* [STATED GOAL]
Copy out each line exactly; pictures stay out of the copy.
═══ EXTRACTED MATERIAL ═══
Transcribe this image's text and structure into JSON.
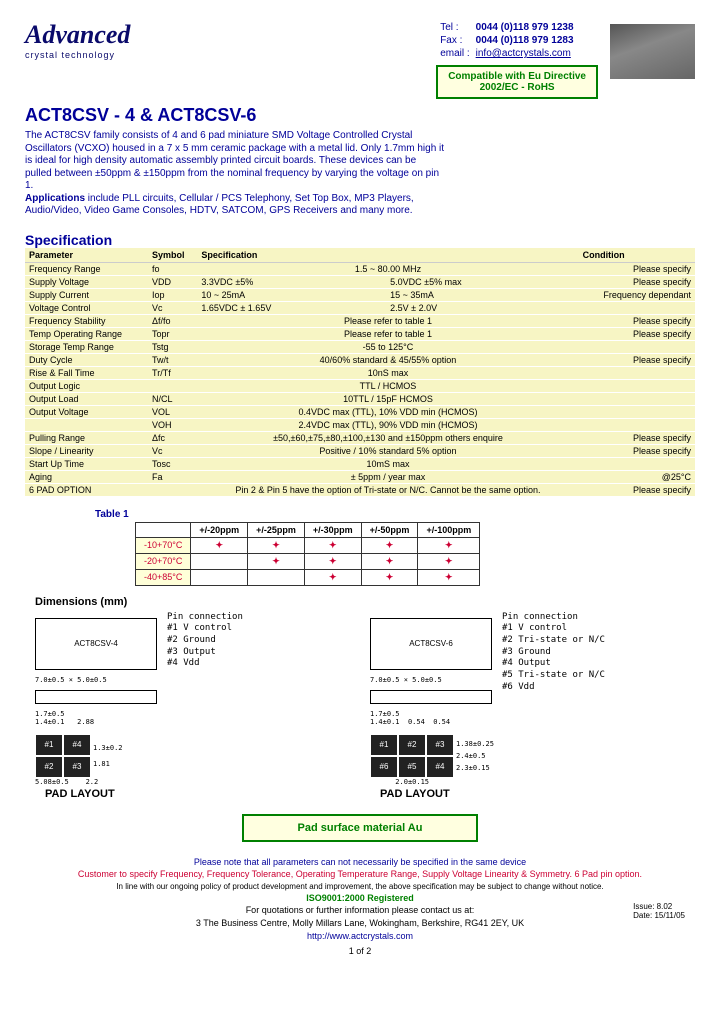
{
  "header": {
    "logo_text": "Advanced",
    "tagline": "crystal technology",
    "contact": {
      "tel_label": "Tel :",
      "tel": "0044 (0)118 979 1238",
      "fax_label": "Fax :",
      "fax": "0044 (0)118 979 1283",
      "email_label": "email :",
      "email": "info@actcrystals.com"
    },
    "rohs_line1": "Compatible with Eu Directive",
    "rohs_line2": "2002/EC - RoHS"
  },
  "title": "ACT8CSV - 4  & ACT8CSV-6",
  "description_p1": "The ACT8CSV family consists of 4 and 6 pad miniature SMD Voltage Controlled Crystal Oscillators (VCXO) housed in a 7 x 5 mm ceramic package with a metal lid. Only 1.7mm high it is ideal for high density automatic assembly printed circuit boards. These devices can be pulled between ±50ppm & ±150ppm from the nominal frequency by varying the voltage on pin 1.",
  "description_apps_label": "Applications",
  "description_apps": " include PLL circuits, Cellular / PCS Telephony, Set Top Box, MP3 Players, Audio/Video, Video Game Consoles, HDTV, SATCOM, GPS Receivers and many more.",
  "spec_title": "Specification",
  "spec_headers": [
    "Parameter",
    "Symbol",
    "Specification",
    "",
    "Condition"
  ],
  "spec_rows": [
    [
      "Frequency Range",
      "fo",
      "1.5 ~ 80.00 MHz",
      "",
      "Please specify"
    ],
    [
      "Supply Voltage",
      "VDD",
      "3.3VDC ±5%",
      "5.0VDC ±5% max",
      "Please specify"
    ],
    [
      "Supply Current",
      "Iop",
      "10 ~ 25mA",
      "15 ~ 35mA",
      "Frequency dependant"
    ],
    [
      "Voltage Control",
      "Vc",
      "1.65VDC ± 1.65V",
      "2.5V ± 2.0V",
      ""
    ],
    [
      "Frequency Stability",
      "Δf/fo",
      "Please refer to table 1",
      "",
      "Please specify"
    ],
    [
      "Temp Operating Range",
      "Topr",
      "Please refer to table 1",
      "",
      "Please specify"
    ],
    [
      "Storage Temp Range",
      "Tstg",
      "-55 to 125°C",
      "",
      ""
    ],
    [
      "Duty Cycle",
      "Tw/t",
      "40/60% standard  &  45/55% option",
      "",
      "Please specify"
    ],
    [
      "Rise & Fall Time",
      "Tr/Tf",
      "10nS max",
      "",
      ""
    ],
    [
      "Output Logic",
      "",
      "TTL / HCMOS",
      "",
      ""
    ],
    [
      "Output Load",
      "N/CL",
      "10TTL / 15pF HCMOS",
      "",
      ""
    ],
    [
      "Output Voltage",
      "VOL",
      "0.4VDC max (TTL), 10% VDD min (HCMOS)",
      "",
      ""
    ],
    [
      "",
      "VOH",
      "2.4VDC max (TTL), 90% VDD min (HCMOS)",
      "",
      ""
    ],
    [
      "Pulling Range",
      "Δfc",
      "±50,±60,±75,±80,±100,±130 and ±150ppm others enquire",
      "",
      "Please specify"
    ],
    [
      "Slope / Linearity",
      "Vc",
      "Positive / 10% standard 5% option",
      "",
      "Please specify"
    ],
    [
      "Start Up Time",
      "Tosc",
      "10mS max",
      "",
      ""
    ],
    [
      "Aging",
      "Fa",
      "± 5ppm / year max",
      "",
      "@25°C"
    ],
    [
      "6 PAD OPTION",
      "",
      "Pin 2 & Pin 5 have the option of Tri-state or N/C. Cannot be the same option.",
      "",
      "Please specify"
    ]
  ],
  "table1": {
    "title": "Table 1",
    "col_headers": [
      "+/-20ppm",
      "+/-25ppm",
      "+/-30ppm",
      "+/-50ppm",
      "+/-100ppm"
    ],
    "rows": [
      {
        "range": "-10+70°C",
        "marks": [
          "+",
          "+",
          "+",
          "+",
          "+"
        ]
      },
      {
        "range": "-20+70°C",
        "marks": [
          "",
          "+",
          "+",
          "+",
          "+"
        ]
      },
      {
        "range": "-40+85°C",
        "marks": [
          "",
          "",
          "+",
          "+",
          "+"
        ]
      }
    ]
  },
  "dimensions": {
    "title": "Dimensions (mm)",
    "chip4_label": "ACT8CSV-4",
    "chip6_label": "ACT8CSV-6",
    "pinconn_title": "Pin connection",
    "pins4": [
      "#1  V control",
      "#2  Ground",
      "#3  Output",
      "#4  Vdd"
    ],
    "pins6": [
      "#1 V control",
      "#2 Tri-state or N/C",
      "#3 Ground",
      "#4 Output",
      "#5 Tri-state or N/C",
      "#6 Vdd"
    ],
    "dim_w": "7.0±0.5",
    "dim_h": "5.0±0.5",
    "dim_t": "1.7±0.5",
    "pads4": [
      "#1",
      "#4",
      "#2",
      "#3"
    ],
    "pads6": [
      "#1",
      "#2",
      "#3",
      "#6",
      "#5",
      "#4"
    ],
    "pad_label": "PAD LAYOUT",
    "pad_dims": {
      "a": "1.4±0.1",
      "b": "2.88",
      "c": "5.08±0.5",
      "d": "2.2",
      "e": "1.81",
      "f": "0.54",
      "g": "2.0±0.15",
      "h": "1.38±0.25",
      "i": "2.3±0.15",
      "j": "2.4±0.5",
      "k": "1.3±0.2"
    }
  },
  "pad_surface": "Pad surface material Au",
  "notes": {
    "l1": "Please note that all parameters can not necessarily be specified in the same device",
    "l2": "Customer to specify Frequency, Frequency Tolerance, Operating Temperature Range, Supply Voltage Linearity & Symmetry. 6 Pad pin option.",
    "l3": "In line with our ongoing policy of product development and improvement, the above specification may be subject to change without notice.",
    "iso": "ISO9001:2000 Registered",
    "l4": "For quotations or further information please contact us at:",
    "addr": "3 The Business Centre, Molly Millars Lane, Wokingham, Berkshire, RG41 2EY, UK",
    "url": "http://www.actcrystals.com"
  },
  "issue": {
    "no": "Issue: 8.02",
    "date": "Date: 15/11/05"
  },
  "page": "1 of 2"
}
═══
* [CORRECT RESULT]
Transcribe this image's text and structure into JSON.
{
  "header": {
    "logo_text": "Advanced",
    "tagline": "crystal technology",
    "contact": {
      "tel_label": "Tel :",
      "tel": "0044 (0)118 979 1238",
      "fax_label": "Fax :",
      "fax": "0044 (0)118 979 1283",
      "email_label": "email :",
      "email": "info@actcrystals.com"
    },
    "rohs_line1": "Compatible with Eu Directive",
    "rohs_line2": "2002/EC - RoHS"
  },
  "title": "ACT8CSV - 4  & ACT8CSV-6",
  "description_p1": "The ACT8CSV family consists of 4 and 6 pad miniature SMD Voltage Controlled Crystal Oscillators (VCXO) housed in a 7 x 5 mm ceramic package with a metal lid. Only 1.7mm high it is ideal for high density automatic assembly printed circuit boards. These devices can be pulled between ±50ppm & ±150ppm from the nominal frequency by varying the voltage on pin 1.",
  "description_apps_label": "Applications",
  "description_apps": " include PLL circuits, Cellular / PCS Telephony, Set Top Box, MP3 Players, Audio/Video, Video Game Consoles, HDTV, SATCOM, GPS Receivers and many more.",
  "spec_title": "Specification",
  "spec_headers": [
    "Parameter",
    "Symbol",
    "Specification",
    "",
    "Condition"
  ],
  "spec_rows": [
    [
      "Frequency Range",
      "fo",
      "1.5 ~ 80.00 MHz",
      "",
      "Please specify"
    ],
    [
      "Supply Voltage",
      "VDD",
      "3.3VDC ±5%",
      "5.0VDC ±5% max",
      "Please specify"
    ],
    [
      "Supply Current",
      "Iop",
      "10 ~ 25mA",
      "15 ~ 35mA",
      "Frequency dependant"
    ],
    [
      "Voltage Control",
      "Vc",
      "1.65VDC ± 1.65V",
      "2.5V ± 2.0V",
      ""
    ],
    [
      "Frequency Stability",
      "Δf/fo",
      "Please refer to table 1",
      "",
      "Please specify"
    ],
    [
      "Temp Operating Range",
      "Topr",
      "Please refer to table 1",
      "",
      "Please specify"
    ],
    [
      "Storage Temp Range",
      "Tstg",
      "-55 to 125°C",
      "",
      ""
    ],
    [
      "Duty Cycle",
      "Tw/t",
      "40/60% standard  &  45/55% option",
      "",
      "Please specify"
    ],
    [
      "Rise & Fall Time",
      "Tr/Tf",
      "10nS max",
      "",
      ""
    ],
    [
      "Output Logic",
      "",
      "TTL / HCMOS",
      "",
      ""
    ],
    [
      "Output Load",
      "N/CL",
      "10TTL / 15pF HCMOS",
      "",
      ""
    ],
    [
      "Output Voltage",
      "VOL",
      "0.4VDC max (TTL), 10% VDD min (HCMOS)",
      "",
      ""
    ],
    [
      "",
      "VOH",
      "2.4VDC max (TTL), 90% VDD min (HCMOS)",
      "",
      ""
    ],
    [
      "Pulling Range",
      "Δfc",
      "±50,±60,±75,±80,±100,±130 and ±150ppm others enquire",
      "",
      "Please specify"
    ],
    [
      "Slope / Linearity",
      "Vc",
      "Positive / 10% standard 5% option",
      "",
      "Please specify"
    ],
    [
      "Start Up Time",
      "Tosc",
      "10mS max",
      "",
      ""
    ],
    [
      "Aging",
      "Fa",
      "± 5ppm / year max",
      "",
      "@25°C"
    ],
    [
      "6 PAD OPTION",
      "",
      "Pin 2 & Pin 5 have the option of Tri-state or N/C. Cannot be the same option.",
      "",
      "Please specify"
    ]
  ],
  "table1": {
    "title": "Table 1",
    "col_headers": [
      "+/-20ppm",
      "+/-25ppm",
      "+/-30ppm",
      "+/-50ppm",
      "+/-100ppm"
    ],
    "rows": [
      {
        "range": "-10+70°C",
        "marks": [
          "+",
          "+",
          "+",
          "+",
          "+"
        ]
      },
      {
        "range": "-20+70°C",
        "marks": [
          "",
          "+",
          "+",
          "+",
          "+"
        ]
      },
      {
        "range": "-40+85°C",
        "marks": [
          "",
          "",
          "+",
          "+",
          "+"
        ]
      }
    ]
  },
  "dimensions": {
    "title": "Dimensions (mm)",
    "chip4_label": "ACT8CSV-4",
    "chip6_label": "ACT8CSV-6",
    "pinconn_title": "Pin connection",
    "pins4": [
      "#1  V control",
      "#2  Ground",
      "#3  Output",
      "#4  Vdd"
    ],
    "pins6": [
      "#1 V control",
      "#2 Tri-state or N/C",
      "#3 Ground",
      "#4 Output",
      "#5 Tri-state or N/C",
      "#6 Vdd"
    ],
    "dim_w": "7.0±0.5",
    "dim_h": "5.0±0.5",
    "dim_t": "1.7±0.5",
    "pads4": [
      "#1",
      "#4",
      "#2",
      "#3"
    ],
    "pads6": [
      "#1",
      "#2",
      "#3",
      "#6",
      "#5",
      "#4"
    ],
    "pad_label": "PAD LAYOUT",
    "pad_dims": {
      "a": "1.4±0.1",
      "b": "2.88",
      "c": "5.08±0.5",
      "d": "2.2",
      "e": "1.81",
      "f": "0.54",
      "g": "2.0±0.15",
      "h": "1.38±0.25",
      "i": "2.3±0.15",
      "j": "2.4±0.5",
      "k": "1.3±0.2"
    }
  },
  "pad_surface": "Pad surface material Au",
  "notes": {
    "l1": "Please note that all parameters can not necessarily be specified in the same device",
    "l2": "Customer to specify Frequency, Frequency Tolerance, Operating Temperature Range, Supply Voltage Linearity & Symmetry. 6 Pad pin option.",
    "l3": "In line with our ongoing policy of product development and improvement, the above specification may be subject to change without notice.",
    "iso": "ISO9001:2000 Registered",
    "l4": "For quotations or further information please contact us at:",
    "addr": "3 The Business Centre, Molly Millars Lane, Wokingham, Berkshire, RG41 2EY, UK",
    "url": "http://www.actcrystals.com"
  },
  "issue": {
    "no": "Issue: 8.02",
    "date": "Date: 15/11/05"
  },
  "page": "1 of 2"
}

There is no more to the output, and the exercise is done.